### EXERCISE
Each record below should be repeated precisely as written.

### THE DATA
════
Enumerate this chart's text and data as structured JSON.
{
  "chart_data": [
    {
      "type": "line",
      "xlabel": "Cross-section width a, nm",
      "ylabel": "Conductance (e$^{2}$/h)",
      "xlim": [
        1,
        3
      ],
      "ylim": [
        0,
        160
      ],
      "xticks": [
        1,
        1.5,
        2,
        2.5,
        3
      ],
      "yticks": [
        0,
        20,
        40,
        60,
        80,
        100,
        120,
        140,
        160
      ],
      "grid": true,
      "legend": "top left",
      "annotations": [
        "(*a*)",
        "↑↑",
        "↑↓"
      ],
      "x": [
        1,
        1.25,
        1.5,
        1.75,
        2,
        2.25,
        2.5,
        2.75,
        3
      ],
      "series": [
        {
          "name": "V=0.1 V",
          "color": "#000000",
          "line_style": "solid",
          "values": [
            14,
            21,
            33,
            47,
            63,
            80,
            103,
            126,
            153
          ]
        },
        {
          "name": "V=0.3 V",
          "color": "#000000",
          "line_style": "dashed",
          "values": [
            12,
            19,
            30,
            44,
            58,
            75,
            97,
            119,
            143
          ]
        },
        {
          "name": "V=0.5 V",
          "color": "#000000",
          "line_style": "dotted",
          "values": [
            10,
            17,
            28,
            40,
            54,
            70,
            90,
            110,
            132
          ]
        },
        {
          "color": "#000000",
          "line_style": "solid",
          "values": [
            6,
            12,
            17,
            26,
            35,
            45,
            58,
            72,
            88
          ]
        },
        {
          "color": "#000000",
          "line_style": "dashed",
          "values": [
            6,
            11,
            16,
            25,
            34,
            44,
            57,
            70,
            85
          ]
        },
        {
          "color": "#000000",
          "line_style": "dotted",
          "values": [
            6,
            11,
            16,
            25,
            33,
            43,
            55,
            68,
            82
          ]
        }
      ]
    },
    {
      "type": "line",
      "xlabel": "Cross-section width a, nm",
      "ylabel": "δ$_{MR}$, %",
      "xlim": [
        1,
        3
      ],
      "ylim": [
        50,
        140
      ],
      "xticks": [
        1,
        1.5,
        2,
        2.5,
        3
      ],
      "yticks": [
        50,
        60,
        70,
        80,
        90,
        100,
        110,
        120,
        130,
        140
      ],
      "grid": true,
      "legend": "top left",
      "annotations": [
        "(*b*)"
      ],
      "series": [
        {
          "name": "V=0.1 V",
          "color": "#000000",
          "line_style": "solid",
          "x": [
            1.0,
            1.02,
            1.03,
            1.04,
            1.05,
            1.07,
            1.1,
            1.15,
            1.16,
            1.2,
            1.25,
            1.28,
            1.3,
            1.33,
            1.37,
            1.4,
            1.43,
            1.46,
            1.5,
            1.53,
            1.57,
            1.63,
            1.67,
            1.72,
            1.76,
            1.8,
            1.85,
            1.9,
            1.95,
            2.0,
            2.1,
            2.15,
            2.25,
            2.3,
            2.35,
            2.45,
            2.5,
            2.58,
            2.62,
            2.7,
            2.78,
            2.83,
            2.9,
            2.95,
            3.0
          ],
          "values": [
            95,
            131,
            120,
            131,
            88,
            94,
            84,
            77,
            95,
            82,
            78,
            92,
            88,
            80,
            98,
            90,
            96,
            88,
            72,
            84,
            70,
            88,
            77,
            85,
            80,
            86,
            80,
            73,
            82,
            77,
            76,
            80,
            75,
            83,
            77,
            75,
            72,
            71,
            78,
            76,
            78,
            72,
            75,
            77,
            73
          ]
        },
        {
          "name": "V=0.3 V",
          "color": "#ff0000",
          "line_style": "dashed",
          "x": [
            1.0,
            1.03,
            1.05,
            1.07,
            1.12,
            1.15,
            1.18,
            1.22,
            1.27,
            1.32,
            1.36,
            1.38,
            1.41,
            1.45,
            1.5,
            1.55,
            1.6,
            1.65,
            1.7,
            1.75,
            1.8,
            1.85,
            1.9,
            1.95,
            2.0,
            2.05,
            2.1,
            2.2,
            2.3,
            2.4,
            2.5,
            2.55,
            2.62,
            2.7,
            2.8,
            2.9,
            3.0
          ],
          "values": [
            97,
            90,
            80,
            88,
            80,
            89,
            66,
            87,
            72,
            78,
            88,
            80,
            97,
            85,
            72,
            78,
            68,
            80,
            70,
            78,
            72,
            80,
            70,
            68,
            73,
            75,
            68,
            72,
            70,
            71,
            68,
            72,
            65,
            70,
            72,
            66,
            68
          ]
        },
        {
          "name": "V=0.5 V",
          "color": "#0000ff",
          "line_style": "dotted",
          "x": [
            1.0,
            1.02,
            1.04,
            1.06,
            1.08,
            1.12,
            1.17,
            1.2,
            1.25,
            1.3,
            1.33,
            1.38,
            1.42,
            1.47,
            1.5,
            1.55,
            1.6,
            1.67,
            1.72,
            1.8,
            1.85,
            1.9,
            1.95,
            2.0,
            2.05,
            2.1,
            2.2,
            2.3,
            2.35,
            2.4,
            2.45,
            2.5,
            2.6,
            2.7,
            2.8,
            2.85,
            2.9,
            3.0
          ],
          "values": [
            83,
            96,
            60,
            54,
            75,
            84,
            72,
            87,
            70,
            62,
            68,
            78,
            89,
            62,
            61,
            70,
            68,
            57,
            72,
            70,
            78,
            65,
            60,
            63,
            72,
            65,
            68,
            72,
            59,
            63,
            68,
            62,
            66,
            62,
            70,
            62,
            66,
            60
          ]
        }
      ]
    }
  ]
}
════
### RESPONSE BELOW
Enumerate this chart's text and data as structured JSON.
{
  "chart_data": [
    {
      "type": "line",
      "xlabel": "Cross-section width a, nm",
      "ylabel": "Conductance (e$^{2}$/h)",
      "xlim": [
        1,
        3
      ],
      "ylim": [
        0,
        160
      ],
      "xticks": [
        1,
        1.5,
        2,
        2.5,
        3
      ],
      "yticks": [
        0,
        20,
        40,
        60,
        80,
        100,
        120,
        140,
        160
      ],
      "grid": true,
      "legend": "top left",
      "annotations": [
        "(*a*)",
        "↑↑",
        "↑↓"
      ],
      "x": [
        1,
        1.25,
        1.5,
        1.75,
        2,
        2.25,
        2.5,
        2.75,
        3
      ],
      "series": [
        {
          "name": "V=0.1 V",
          "color": "#000000",
          "line_style": "solid",
          "values": [
            14,
            21,
            33,
            47,
            63,
            80,
            103,
            126,
            153
          ]
        },
        {
          "name": "V=0.3 V",
          "color": "#000000",
          "line_style": "dashed",
          "values": [
            12,
            19,
            30,
            44,
            58,
            75,
            97,
            119,
            143
          ]
        },
        {
          "name": "V=0.5 V",
          "color": "#000000",
          "line_style": "dotted",
          "values": [
            10,
            17,
            28,
            40,
            54,
            70,
            90,
            110,
            132
          ]
        },
        {
          "color": "#000000",
          "line_style": "solid",
          "values": [
            6,
            12,
            17,
            26,
            35,
            45,
            58,
            72,
            88
          ]
        },
        {
          "color": "#000000",
          "line_style": "dashed",
          "values": [
            6,
            11,
            16,
            25,
            34,
            44,
            57,
            70,
            85
          ]
        },
        {
          "color": "#000000",
          "line_style": "dotted",
          "values": [
            6,
            11,
            16,
            25,
            33,
            43,
            55,
            68,
            82
          ]
        }
      ]
    },
    {
      "type": "line",
      "xlabel": "Cross-section width a, nm",
      "ylabel": "δ$_{MR}$, %",
      "xlim": [
        1,
        3
      ],
      "ylim": [
        50,
        140
      ],
      "xticks": [
        1,
        1.5,
        2,
        2.5,
        3
      ],
      "yticks": [
        50,
        60,
        70,
        80,
        90,
        100,
        110,
        120,
        130,
        140
      ],
      "grid": true,
      "legend": "top left",
      "annotations": [
        "(*b*)"
      ],
      "series": [
        {
          "name": "V=0.1 V",
          "color": "#000000",
          "line_style": "solid",
          "x": [
            1.0,
            1.02,
            1.03,
            1.04,
            1.05,
            1.07,
            1.1,
            1.15,
            1.16,
            1.2,
            1.25,
            1.28,
            1.3,
            1.33,
            1.37,
            1.4,
            1.43,
            1.46,
            1.5,
            1.53,
            1.57,
            1.63,
            1.67,
            1.72,
            1.76,
            1.8,
            1.85,
            1.9,
            1.95,
            2.0,
            2.1,
            2.15,
            2.25,
            2.3,
            2.35,
            2.45,
            2.5,
            2.58,
            2.62,
            2.7,
            2.78,
            2.83,
            2.9,
            2.95,
            3.0
          ],
          "values": [
            95,
            131,
            120,
            131,
            88,
            94,
            84,
            77,
            95,
            82,
            78,
            92,
            88,
            80,
            98,
            90,
            96,
            88,
            72,
            84,
            70,
            88,
            77,
            85,
            80,
            86,
            80,
            73,
            82,
            77,
            76,
            80,
            75,
            83,
            77,
            75,
            72,
            71,
            78,
            76,
            78,
            72,
            75,
            77,
            73
          ]
        },
        {
          "name": "V=0.3 V",
          "color": "#ff0000",
          "line_style": "dashed",
          "x": [
            1.0,
            1.03,
            1.05,
            1.07,
            1.12,
            1.15,
            1.18,
            1.22,
            1.27,
            1.32,
            1.36,
            1.38,
            1.41,
            1.45,
            1.5,
            1.55,
            1.6,
            1.65,
            1.7,
            1.75,
            1.8,
            1.85,
            1.9,
            1.95,
            2.0,
            2.05,
            2.1,
            2.2,
            2.3,
            2.4,
            2.5,
            2.55,
            2.62,
            2.7,
            2.8,
            2.9,
            3.0
          ],
          "values": [
            97,
            90,
            80,
            88,
            80,
            89,
            66,
            87,
            72,
            78,
            88,
            80,
            97,
            85,
            72,
            78,
            68,
            80,
            70,
            78,
            72,
            80,
            70,
            68,
            73,
            75,
            68,
            72,
            70,
            71,
            68,
            72,
            65,
            70,
            72,
            66,
            68
          ]
        },
        {
          "name": "V=0.5 V",
          "color": "#0000ff",
          "line_style": "dotted",
          "x": [
            1.0,
            1.02,
            1.04,
            1.06,
            1.08,
            1.12,
            1.17,
            1.2,
            1.25,
            1.3,
            1.33,
            1.38,
            1.42,
            1.47,
            1.5,
            1.55,
            1.6,
            1.67,
            1.72,
            1.8,
            1.85,
            1.9,
            1.95,
            2.0,
            2.05,
            2.1,
            2.2,
            2.3,
            2.35,
            2.4,
            2.45,
            2.5,
            2.6,
            2.7,
            2.8,
            2.85,
            2.9,
            3.0
          ],
          "values": [
            83,
            96,
            60,
            54,
            75,
            84,
            72,
            87,
            70,
            62,
            68,
            78,
            89,
            62,
            61,
            70,
            68,
            57,
            72,
            70,
            78,
            65,
            60,
            63,
            72,
            65,
            68,
            72,
            59,
            63,
            68,
            62,
            66,
            62,
            70,
            62,
            66,
            60
          ]
        }
      ]
    }
  ]
}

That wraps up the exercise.